Arrange every line of the items below as a Markdown table with a column named No. for the row number and a column named Line for the text, skipping blank lines. Leave the pictures out.

##### Raw data #####

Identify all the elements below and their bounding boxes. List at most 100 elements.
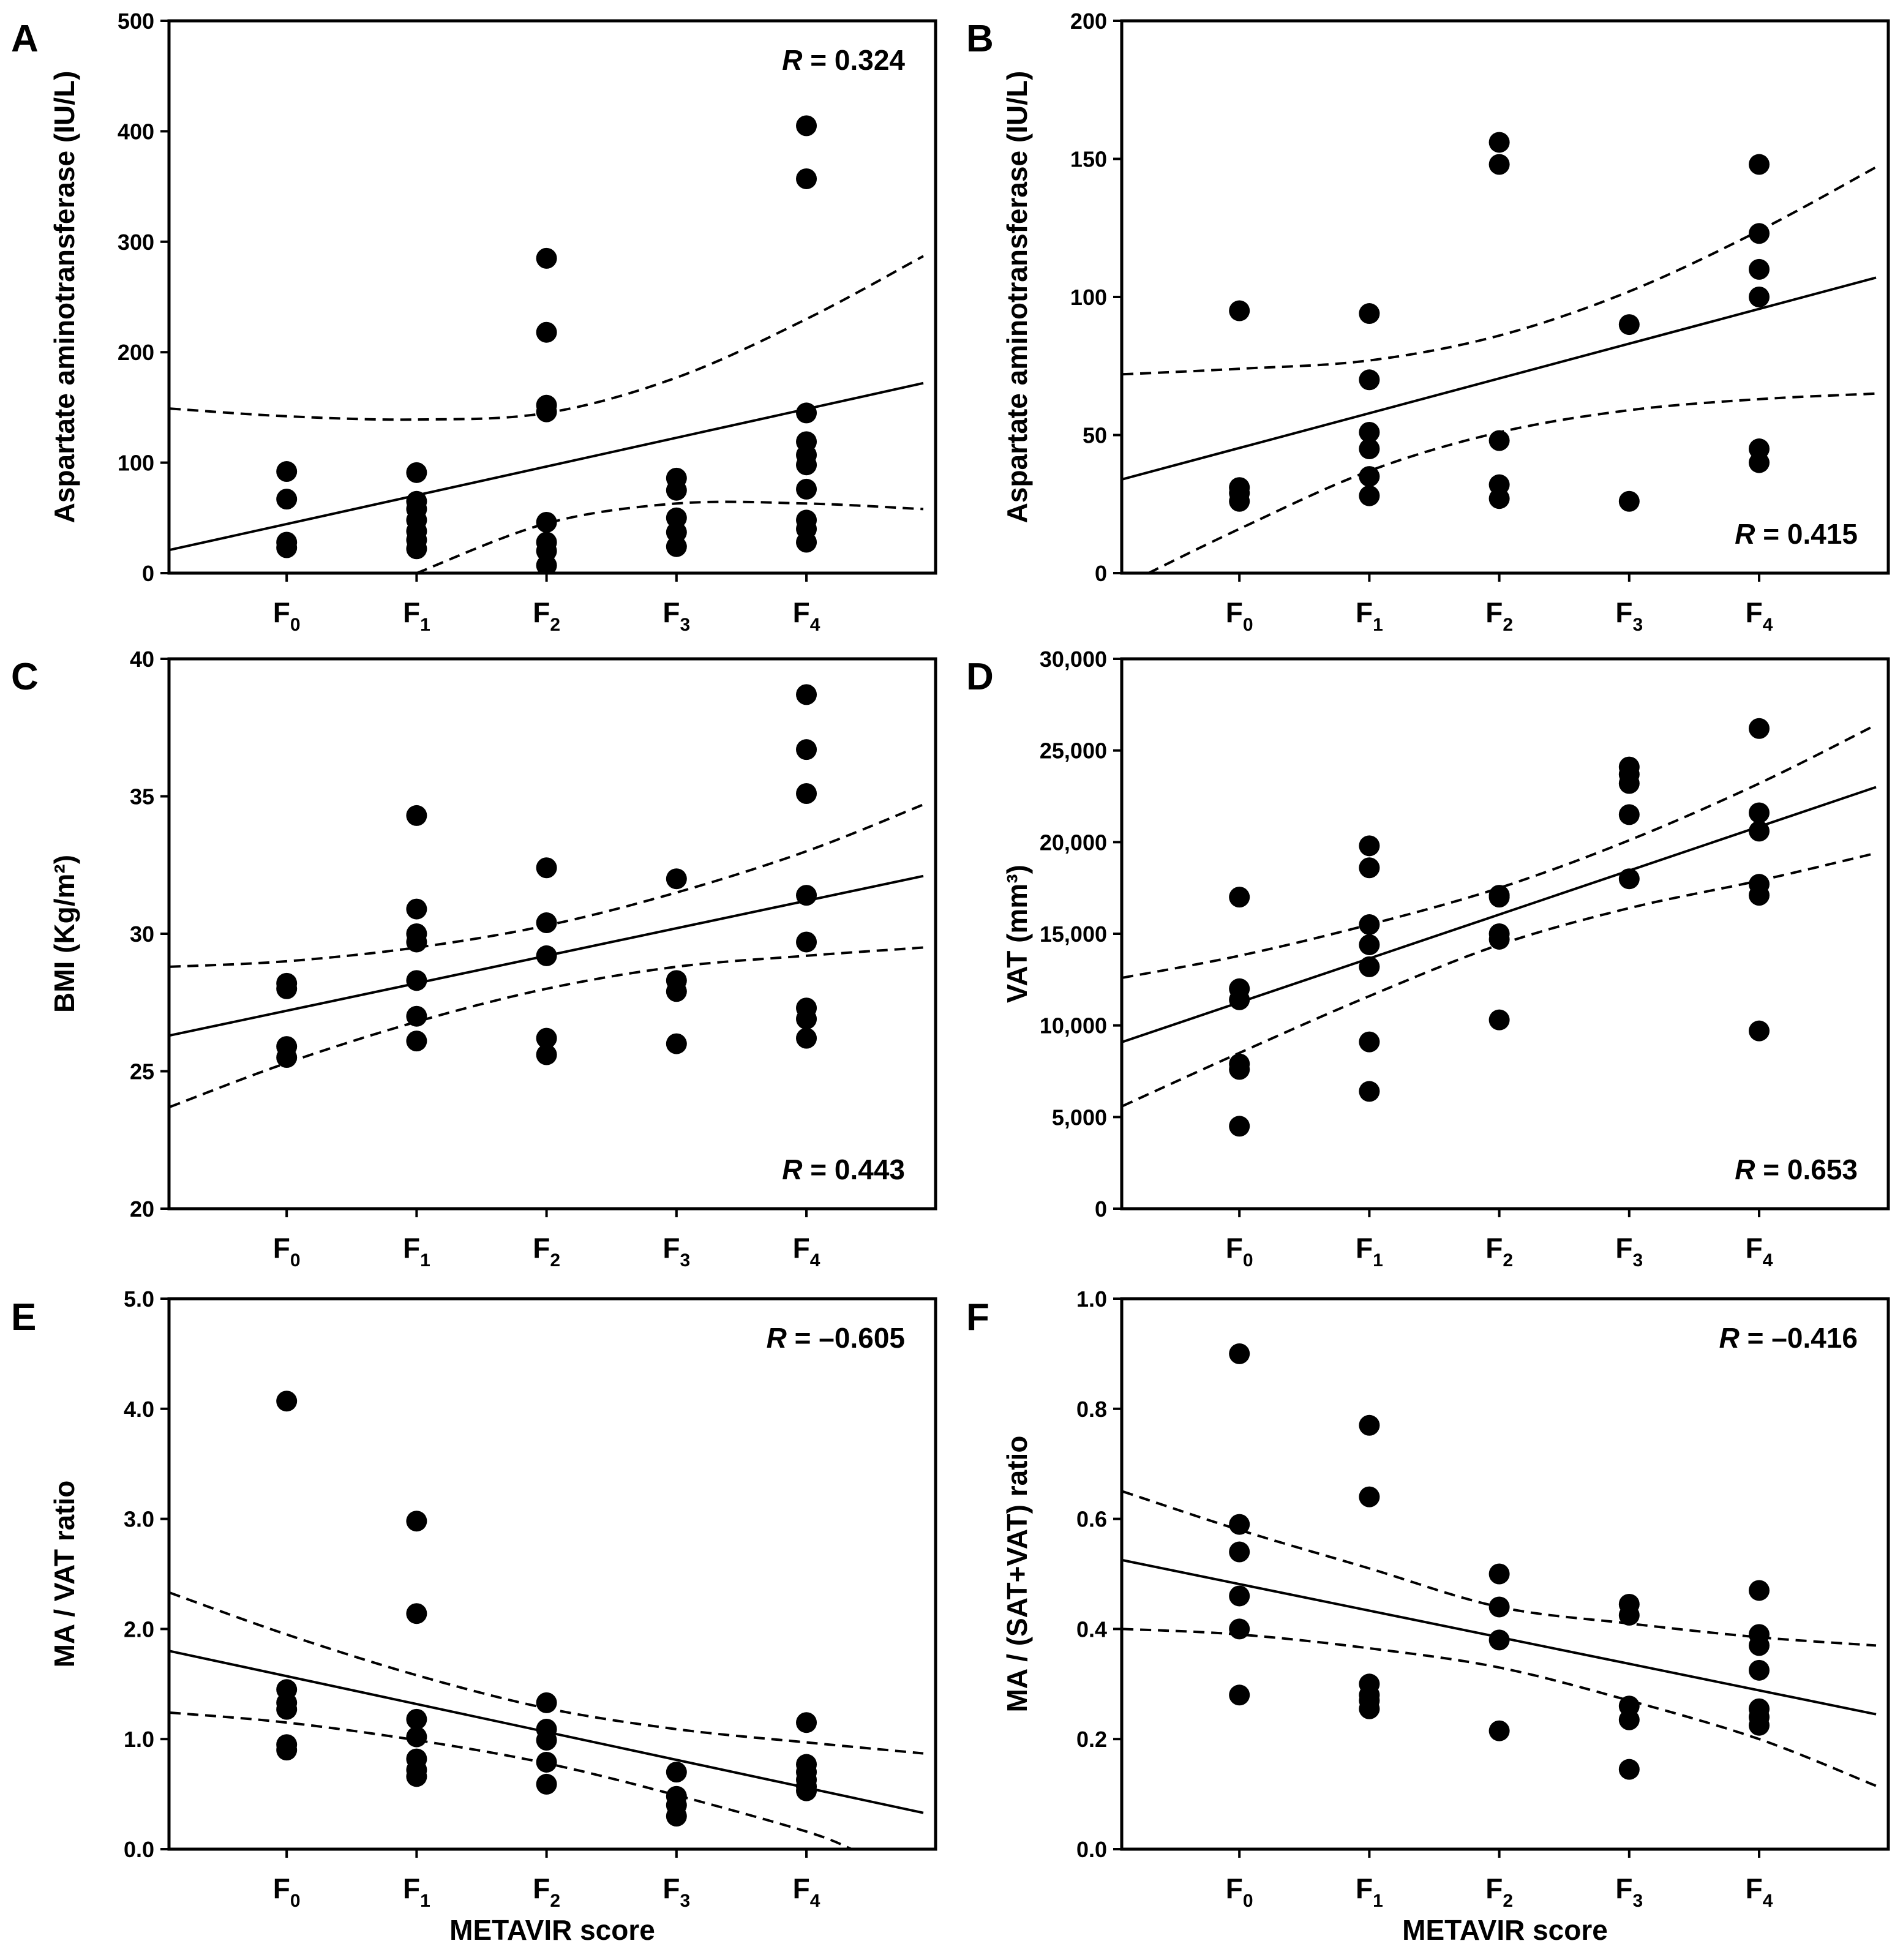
data-point xyxy=(796,739,817,760)
data-point xyxy=(666,1762,687,1783)
plot-area xyxy=(1122,1343,1877,1787)
data-point xyxy=(1749,1659,1770,1681)
data-point xyxy=(666,981,687,1002)
y-tick-label: 0 xyxy=(142,561,154,586)
y-tick-label: 35 xyxy=(130,784,154,809)
data-point xyxy=(796,402,817,424)
y-tick-label: 0.6 xyxy=(1076,1507,1107,1532)
x-tick-label: F1 xyxy=(1356,596,1383,635)
data-point xyxy=(276,1047,298,1068)
data-point xyxy=(406,1031,427,1052)
data-point xyxy=(406,931,427,953)
x-tick-label: F0 xyxy=(273,596,301,635)
y-tick-label: 150 xyxy=(1070,147,1107,172)
data-point xyxy=(1229,1514,1250,1535)
x-tick-label: F0 xyxy=(273,1872,301,1911)
data-point xyxy=(1229,1585,1250,1607)
data-point xyxy=(796,1008,817,1030)
data-point xyxy=(1618,1759,1640,1780)
data-point xyxy=(276,1391,298,1412)
data-point xyxy=(666,536,687,557)
y-tick-label: 1.0 xyxy=(1076,1286,1107,1312)
y-tick-label: 30 xyxy=(130,922,154,947)
data-point xyxy=(796,1712,817,1733)
plot-frame xyxy=(167,1297,937,1851)
data-point xyxy=(666,1806,687,1827)
y-tick-label: 20 xyxy=(130,1196,154,1222)
data-point xyxy=(666,522,687,543)
data-point xyxy=(406,970,427,991)
x-tick-label: F1 xyxy=(403,1872,430,1911)
y-tick-label: 2.0 xyxy=(124,1616,154,1642)
data-point xyxy=(536,912,557,934)
y-tick-label: 0.8 xyxy=(1076,1397,1107,1422)
y-axis-label: Aspartate aminotransferase (IU/L) xyxy=(48,71,80,524)
data-point xyxy=(536,540,557,561)
data-point xyxy=(406,1708,427,1730)
x-tick-label: F1 xyxy=(403,596,430,635)
x-tick-label: F2 xyxy=(533,1872,560,1911)
y-tick-label: 100 xyxy=(118,451,154,476)
data-point xyxy=(1749,1580,1770,1601)
data-point xyxy=(796,454,817,476)
data-point xyxy=(796,931,817,953)
data-point xyxy=(1749,718,1770,739)
y-tick-label: 0 xyxy=(1095,1196,1107,1222)
data-point xyxy=(1488,887,1510,908)
data-point xyxy=(1749,258,1770,280)
data-point xyxy=(1229,300,1250,321)
data-point xyxy=(1359,1081,1380,1102)
data-point xyxy=(1359,369,1380,391)
data-point xyxy=(796,115,817,137)
y-tick-label: 20,000 xyxy=(1040,830,1107,855)
data-point xyxy=(1749,802,1770,824)
y-tick-label: 25,000 xyxy=(1040,738,1107,764)
data-point xyxy=(1618,804,1640,825)
x-tick-label: F3 xyxy=(662,1872,690,1911)
data-point xyxy=(1229,1116,1250,1137)
x-tick-label: F4 xyxy=(1746,1232,1773,1271)
x-tick-label: F4 xyxy=(793,596,820,635)
x-tick-label: F3 xyxy=(662,1232,690,1271)
data-point xyxy=(1618,1709,1640,1730)
y-tick-label: 10,000 xyxy=(1040,1013,1107,1038)
data-point xyxy=(1488,154,1510,175)
data-point xyxy=(1359,466,1380,487)
data-point xyxy=(1359,421,1380,443)
data-point xyxy=(1749,1714,1770,1736)
plot-area xyxy=(169,115,924,573)
x-tick-label: F4 xyxy=(793,1232,820,1271)
x-axis-title: METAVIR score xyxy=(1402,1914,1608,1946)
r-annotation: R = 0.415 xyxy=(1735,518,1858,550)
data-point xyxy=(1749,287,1770,307)
y-tick-label: 3.0 xyxy=(124,1507,154,1532)
y-tick-label: 4.0 xyxy=(124,1397,154,1422)
y-axis-label: BMI (Kg/m²) xyxy=(48,855,80,1013)
data-point xyxy=(276,489,298,510)
y-tick-label: 25 xyxy=(130,1059,154,1084)
data-point xyxy=(276,461,298,482)
r-annotation: R = –0.416 xyxy=(1719,1322,1858,1354)
x-tick-label: F4 xyxy=(1746,1872,1773,1911)
data-point xyxy=(1488,1596,1510,1618)
data-point xyxy=(1488,928,1510,950)
panel-letter: B xyxy=(966,18,994,60)
panel-letter: A xyxy=(11,18,39,60)
x-tick-label: F0 xyxy=(1226,1872,1253,1911)
data-point xyxy=(666,479,687,501)
x-tick-label: F3 xyxy=(1615,1872,1643,1911)
y-tick-label: 0 xyxy=(1095,561,1107,586)
r-annotation: R = 0.443 xyxy=(782,1154,905,1185)
data-point xyxy=(1618,773,1640,794)
data-point xyxy=(1359,934,1380,955)
y-tick-label: 200 xyxy=(118,340,154,365)
y-axis-label: Aspartate aminotransferase (IU/L) xyxy=(1001,71,1033,524)
data-point xyxy=(406,538,427,560)
data-point xyxy=(536,1027,557,1049)
data-point xyxy=(796,1027,817,1049)
data-point xyxy=(796,478,817,500)
data-point xyxy=(666,1033,687,1054)
data-point xyxy=(1229,1059,1250,1080)
ci-lower-curve xyxy=(170,1711,853,1849)
panel-a: A 0 100 200 300 400 500 F0 F1 F2 F3 F4 Aspartate ami… xyxy=(11,9,937,635)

#####

:: Finished task ::
| No. | Line |
|---|---|
| 1 | Identify all the elements below and their bounding boxes. List at most 100 elements. |
| 2 | data-point xyxy=(796,739,817,760) |
| 3 | data-point xyxy=(666,1762,687,1783) |
| 4 | plot-area xyxy=(1122,1343,1877,1787) |
| 5 | data-point xyxy=(1749,1659,1770,1681) |
| 6 | data-point xyxy=(666,981,687,1002) |
| 7 | y-tick-label: 0 xyxy=(142,561,154,586) |
| 8 | y-tick-label: 35 xyxy=(130,784,154,809) |
| 9 | data-point xyxy=(796,402,817,424) |
| 10 | y-tick-label: 0.6 xyxy=(1076,1507,1107,1532) |
| 11 | x-tick-label: F1 xyxy=(1356,596,1383,635) |
| 12 | data-point xyxy=(276,1047,298,1068) |
| 13 | data-point xyxy=(406,1031,427,1052) |
| 14 | data-point xyxy=(406,931,427,953) |
| 15 | x-tick-label: F0 xyxy=(273,596,301,635) |
| 16 | y-tick-label: 150 xyxy=(1070,147,1107,172) |
| 17 | data-point xyxy=(1229,1514,1250,1535) |
| 18 | x-tick-label: F0 xyxy=(273,1872,301,1911) |
| 19 | data-point xyxy=(1229,1585,1250,1607) |
| 20 | data-point xyxy=(796,1008,817,1030) |
| 21 | data-point xyxy=(1618,1759,1640,1780) |
| 22 | data-point xyxy=(276,1391,298,1412) |
| 23 | data-point xyxy=(666,536,687,557) |
| 24 | y-tick-label: 1.0 xyxy=(1076,1286,1107,1312) |
| 25 | y-tick-label: 30 xyxy=(130,922,154,947) |
| 26 | data-point xyxy=(796,1712,817,1733) |
| 27 | plot-frame xyxy=(167,1297,937,1851) |
| 28 | data-point xyxy=(666,1806,687,1827) |
| 29 | y-tick-label: 20 xyxy=(130,1196,154,1222) |
| 30 | data-point xyxy=(666,522,687,543) |
| 31 | data-point xyxy=(406,970,427,991) |
| 32 | x-tick-label: F1 xyxy=(403,1872,430,1911) |
| 33 | y-tick-label: 2.0 xyxy=(124,1616,154,1642) |
| 34 | data-point xyxy=(536,912,557,934) |
| 35 | y-tick-label: 0.8 xyxy=(1076,1397,1107,1422) |
| 36 | y-axis-label: Aspartate aminotransferase (IU/L) xyxy=(48,71,80,524) |
| 37 | data-point xyxy=(536,540,557,561) |
| 38 | data-point xyxy=(406,1708,427,1730) |
| 39 | x-tick-label: F1 xyxy=(403,596,430,635) |
| 40 | x-tick-label: F2 xyxy=(533,1872,560,1911) |
| 41 | y-tick-label: 100 xyxy=(118,451,154,476) |
| 42 | data-point xyxy=(1749,1580,1770,1601) |
| 43 | data-point xyxy=(796,454,817,476) |
| 44 | data-point xyxy=(796,931,817,953) |
| 45 | data-point xyxy=(1749,718,1770,739) |
| 46 | y-tick-label: 0 xyxy=(1095,1196,1107,1222) |
| 47 | data-point xyxy=(1488,887,1510,908) |
| 48 | data-point xyxy=(1749,258,1770,280) |
| 49 | data-point xyxy=(1229,300,1250,321) |
| 50 | data-point xyxy=(1359,1081,1380,1102) |
| 51 | data-point xyxy=(1359,369,1380,391) |
| 52 | data-point xyxy=(796,115,817,137) |
| 53 | y-tick-label: 20,000 xyxy=(1040,830,1107,855) |
| 54 | data-point xyxy=(1749,802,1770,824) |
| 55 | y-tick-label: 25,000 xyxy=(1040,738,1107,764) |
| 56 | data-point xyxy=(1618,804,1640,825) |
| 57 | x-tick-label: F3 xyxy=(662,1872,690,1911) |
| 58 | data-point xyxy=(1229,1116,1250,1137) |
| 59 | x-tick-label: F4 xyxy=(1746,1232,1773,1271) |
| 60 | x-tick-label: F4 xyxy=(793,596,820,635) |
| 61 | x-tick-label: F3 xyxy=(662,1232,690,1271) |
| 62 | data-point xyxy=(1618,1709,1640,1730) |
| 63 | y-tick-label: 10,000 xyxy=(1040,1013,1107,1038) |
| 64 | data-point xyxy=(1488,154,1510,175) |
| 65 | data-point xyxy=(1359,466,1380,487) |
| 66 | data-point xyxy=(1359,421,1380,443) |
| 67 | data-point xyxy=(1749,1714,1770,1736) |
| 68 | plot-area xyxy=(169,115,924,573) |
| 69 | x-tick-label: F4 xyxy=(793,1232,820,1271) |
| 70 | x-axis-title: METAVIR score xyxy=(1402,1914,1608,1946) |
| 71 | r-annotation: R = 0.415 xyxy=(1735,518,1858,550) |
| 72 | data-point xyxy=(1749,287,1770,307) |
| 73 | y-tick-label: 3.0 xyxy=(124,1507,154,1532) |
| 74 | y-tick-label: 4.0 xyxy=(124,1397,154,1422) |
| 75 | y-axis-label: BMI (Kg/m²) xyxy=(48,855,80,1013) |
| 76 | data-point xyxy=(276,489,298,510) |
| 77 | y-tick-label: 25 xyxy=(130,1059,154,1084) |
| 78 | data-point xyxy=(276,461,298,482) |
| 79 | r-annotation: R = –0.416 xyxy=(1719,1322,1858,1354) |
| 80 | x-tick-label: F4 xyxy=(1746,1872,1773,1911) |
| 81 | data-point xyxy=(1488,1596,1510,1618) |
| 82 | data-point xyxy=(1488,928,1510,950) |
| 83 | panel-letter: B xyxy=(966,18,994,60) |
| 84 | panel-letter: A xyxy=(11,18,39,60) |
| 85 | x-tick-label: F0 xyxy=(1226,1872,1253,1911) |
| 86 | data-point xyxy=(666,479,687,501) |
| 87 | x-tick-label: F3 xyxy=(1615,1872,1643,1911) |
| 88 | y-tick-label: 0 xyxy=(1095,561,1107,586) |
| 89 | r-annotation: R = 0.443 xyxy=(782,1154,905,1185) |
| 90 | data-point xyxy=(1618,773,1640,794) |
| 91 | data-point xyxy=(1359,934,1380,955) |
| 92 | y-tick-label: 200 xyxy=(118,340,154,365) |
| 93 | y-axis-label: Aspartate aminotransferase (IU/L) xyxy=(1001,71,1033,524) |
| 94 | data-point xyxy=(406,538,427,560) |
| 95 | data-point xyxy=(536,1027,557,1049) |
| 96 | data-point xyxy=(796,1027,817,1049) |
| 97 | data-point xyxy=(796,478,817,500) |
| 98 | data-point xyxy=(666,1033,687,1054) |
| 99 | data-point xyxy=(1229,1059,1250,1080) |
| 100 | ci-lower-curve xyxy=(170,1711,853,1849) |
| 101 | panel-a: A 0 100 200 300 400 500 F0 F1 F2 F3 F4 Aspartate ami… xyxy=(11,9,937,635) |